Exercise task:
Look through the records that follow. Copy every line containing the word "القرآن".

:: Provided records

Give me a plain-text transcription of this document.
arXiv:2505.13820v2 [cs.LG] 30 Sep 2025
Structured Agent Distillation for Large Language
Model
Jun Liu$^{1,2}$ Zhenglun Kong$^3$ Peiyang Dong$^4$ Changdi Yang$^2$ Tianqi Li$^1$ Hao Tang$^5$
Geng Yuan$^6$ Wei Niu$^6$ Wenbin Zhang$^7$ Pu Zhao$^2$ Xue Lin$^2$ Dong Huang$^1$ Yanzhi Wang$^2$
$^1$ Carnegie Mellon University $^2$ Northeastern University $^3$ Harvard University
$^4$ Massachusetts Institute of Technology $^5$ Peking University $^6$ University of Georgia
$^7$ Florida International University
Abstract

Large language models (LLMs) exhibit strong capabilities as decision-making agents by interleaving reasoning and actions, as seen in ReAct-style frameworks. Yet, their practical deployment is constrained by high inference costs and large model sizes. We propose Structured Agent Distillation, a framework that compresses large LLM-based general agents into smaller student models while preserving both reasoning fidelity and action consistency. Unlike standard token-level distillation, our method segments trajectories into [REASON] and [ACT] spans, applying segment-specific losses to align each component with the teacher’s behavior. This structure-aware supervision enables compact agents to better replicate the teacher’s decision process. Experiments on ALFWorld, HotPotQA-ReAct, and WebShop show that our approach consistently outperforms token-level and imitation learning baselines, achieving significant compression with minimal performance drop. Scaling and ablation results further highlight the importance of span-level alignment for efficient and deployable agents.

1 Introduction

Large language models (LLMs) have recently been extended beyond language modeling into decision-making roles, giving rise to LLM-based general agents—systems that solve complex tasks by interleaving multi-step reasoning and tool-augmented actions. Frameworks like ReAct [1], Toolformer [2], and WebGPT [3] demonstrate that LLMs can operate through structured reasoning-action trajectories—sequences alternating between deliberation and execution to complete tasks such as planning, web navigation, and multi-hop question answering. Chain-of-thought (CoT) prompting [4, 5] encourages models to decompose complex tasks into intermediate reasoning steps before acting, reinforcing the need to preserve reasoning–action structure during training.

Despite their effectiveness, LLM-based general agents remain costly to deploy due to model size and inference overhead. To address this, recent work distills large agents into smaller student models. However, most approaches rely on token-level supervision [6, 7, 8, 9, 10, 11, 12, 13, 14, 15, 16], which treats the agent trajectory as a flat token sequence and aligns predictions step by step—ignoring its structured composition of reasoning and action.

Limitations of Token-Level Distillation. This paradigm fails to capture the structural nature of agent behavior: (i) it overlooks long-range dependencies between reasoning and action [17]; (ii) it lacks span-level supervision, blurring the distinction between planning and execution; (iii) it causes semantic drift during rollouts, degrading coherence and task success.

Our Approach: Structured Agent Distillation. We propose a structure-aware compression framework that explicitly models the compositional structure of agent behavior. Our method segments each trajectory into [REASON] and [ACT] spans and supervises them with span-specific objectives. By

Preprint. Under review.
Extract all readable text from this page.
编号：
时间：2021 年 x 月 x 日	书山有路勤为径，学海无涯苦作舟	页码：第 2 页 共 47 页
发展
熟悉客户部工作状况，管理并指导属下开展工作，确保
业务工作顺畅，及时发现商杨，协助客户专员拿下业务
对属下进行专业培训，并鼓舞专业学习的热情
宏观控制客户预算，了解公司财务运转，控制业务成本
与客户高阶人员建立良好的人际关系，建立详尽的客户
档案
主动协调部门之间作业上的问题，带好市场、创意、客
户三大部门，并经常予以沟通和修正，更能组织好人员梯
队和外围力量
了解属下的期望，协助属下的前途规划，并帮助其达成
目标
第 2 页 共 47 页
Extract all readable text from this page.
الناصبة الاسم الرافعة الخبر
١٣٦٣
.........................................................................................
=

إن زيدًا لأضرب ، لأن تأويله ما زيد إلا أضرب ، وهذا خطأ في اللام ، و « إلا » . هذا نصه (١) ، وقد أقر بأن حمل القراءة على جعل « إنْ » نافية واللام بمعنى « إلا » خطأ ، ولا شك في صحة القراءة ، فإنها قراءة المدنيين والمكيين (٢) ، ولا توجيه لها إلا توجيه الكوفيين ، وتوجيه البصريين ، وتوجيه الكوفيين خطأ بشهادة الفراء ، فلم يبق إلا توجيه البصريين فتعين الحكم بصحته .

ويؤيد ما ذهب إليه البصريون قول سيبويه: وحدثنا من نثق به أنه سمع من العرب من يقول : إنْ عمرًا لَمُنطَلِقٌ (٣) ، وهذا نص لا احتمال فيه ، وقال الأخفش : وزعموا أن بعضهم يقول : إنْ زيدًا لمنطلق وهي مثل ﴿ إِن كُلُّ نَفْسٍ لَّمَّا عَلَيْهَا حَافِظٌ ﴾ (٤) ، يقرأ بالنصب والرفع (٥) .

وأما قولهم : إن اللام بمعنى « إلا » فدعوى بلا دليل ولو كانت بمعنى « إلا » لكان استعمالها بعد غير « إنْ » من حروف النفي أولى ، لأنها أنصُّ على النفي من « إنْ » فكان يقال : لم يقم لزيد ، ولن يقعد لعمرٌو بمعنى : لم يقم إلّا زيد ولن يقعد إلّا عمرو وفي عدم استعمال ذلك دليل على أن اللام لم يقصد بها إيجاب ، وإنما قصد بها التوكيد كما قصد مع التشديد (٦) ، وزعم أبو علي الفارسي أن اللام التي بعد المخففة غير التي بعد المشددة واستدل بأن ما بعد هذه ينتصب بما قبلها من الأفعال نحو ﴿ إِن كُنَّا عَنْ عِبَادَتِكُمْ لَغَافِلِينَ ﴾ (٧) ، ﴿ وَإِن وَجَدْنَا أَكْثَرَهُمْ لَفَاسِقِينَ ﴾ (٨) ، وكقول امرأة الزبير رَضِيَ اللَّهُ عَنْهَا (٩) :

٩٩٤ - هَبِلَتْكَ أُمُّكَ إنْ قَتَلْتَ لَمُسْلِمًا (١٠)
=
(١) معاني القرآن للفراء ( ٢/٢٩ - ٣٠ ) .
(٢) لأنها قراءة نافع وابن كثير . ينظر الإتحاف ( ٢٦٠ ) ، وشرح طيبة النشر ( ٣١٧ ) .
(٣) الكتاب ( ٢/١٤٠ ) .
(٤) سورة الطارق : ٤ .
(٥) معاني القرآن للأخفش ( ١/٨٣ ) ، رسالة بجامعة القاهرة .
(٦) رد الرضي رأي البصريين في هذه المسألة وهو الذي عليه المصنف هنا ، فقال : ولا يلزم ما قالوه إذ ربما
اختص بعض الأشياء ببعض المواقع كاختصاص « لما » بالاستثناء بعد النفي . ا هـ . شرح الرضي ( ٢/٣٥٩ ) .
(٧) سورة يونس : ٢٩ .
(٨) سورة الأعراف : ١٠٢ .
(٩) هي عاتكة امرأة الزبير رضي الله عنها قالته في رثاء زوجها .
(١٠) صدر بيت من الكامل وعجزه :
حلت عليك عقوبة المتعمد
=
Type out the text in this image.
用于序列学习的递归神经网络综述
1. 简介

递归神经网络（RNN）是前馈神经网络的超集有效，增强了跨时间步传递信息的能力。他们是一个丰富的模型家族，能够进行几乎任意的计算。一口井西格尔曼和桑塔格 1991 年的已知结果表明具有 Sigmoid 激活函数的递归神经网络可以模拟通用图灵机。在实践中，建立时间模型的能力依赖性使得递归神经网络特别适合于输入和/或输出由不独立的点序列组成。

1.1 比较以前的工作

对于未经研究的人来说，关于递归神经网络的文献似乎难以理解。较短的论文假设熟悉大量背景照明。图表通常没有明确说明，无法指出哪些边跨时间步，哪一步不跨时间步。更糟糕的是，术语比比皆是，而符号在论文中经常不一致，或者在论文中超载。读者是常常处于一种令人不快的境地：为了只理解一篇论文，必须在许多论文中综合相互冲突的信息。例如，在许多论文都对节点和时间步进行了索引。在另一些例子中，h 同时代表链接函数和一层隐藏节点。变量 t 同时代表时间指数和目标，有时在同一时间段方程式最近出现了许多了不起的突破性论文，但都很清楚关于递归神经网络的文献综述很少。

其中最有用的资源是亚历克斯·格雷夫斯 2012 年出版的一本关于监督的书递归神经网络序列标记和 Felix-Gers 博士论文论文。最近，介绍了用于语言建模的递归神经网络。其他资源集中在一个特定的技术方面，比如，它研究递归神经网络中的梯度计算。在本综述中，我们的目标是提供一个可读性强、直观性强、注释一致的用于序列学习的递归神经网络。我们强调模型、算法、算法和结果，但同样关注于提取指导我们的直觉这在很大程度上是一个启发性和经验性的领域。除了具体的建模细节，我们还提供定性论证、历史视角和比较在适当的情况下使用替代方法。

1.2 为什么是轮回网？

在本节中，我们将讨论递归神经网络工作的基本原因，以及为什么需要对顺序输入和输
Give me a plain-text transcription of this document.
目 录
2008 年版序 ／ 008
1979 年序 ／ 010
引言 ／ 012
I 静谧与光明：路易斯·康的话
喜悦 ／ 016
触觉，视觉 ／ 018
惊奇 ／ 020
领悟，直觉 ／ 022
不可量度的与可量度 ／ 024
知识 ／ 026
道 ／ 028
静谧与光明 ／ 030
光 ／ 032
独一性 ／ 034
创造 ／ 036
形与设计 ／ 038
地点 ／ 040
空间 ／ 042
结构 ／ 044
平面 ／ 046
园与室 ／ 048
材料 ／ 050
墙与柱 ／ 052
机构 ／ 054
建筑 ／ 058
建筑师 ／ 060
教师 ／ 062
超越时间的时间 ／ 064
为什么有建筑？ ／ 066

::::

Finished answer:
(١) معاني القرآن للفراء ( ٢/٢٩ - ٣٠ ) .
(٥) معاني القرآن للأخفش ( ١/٨٣ ) ، رسالة بجامعة القاهرة .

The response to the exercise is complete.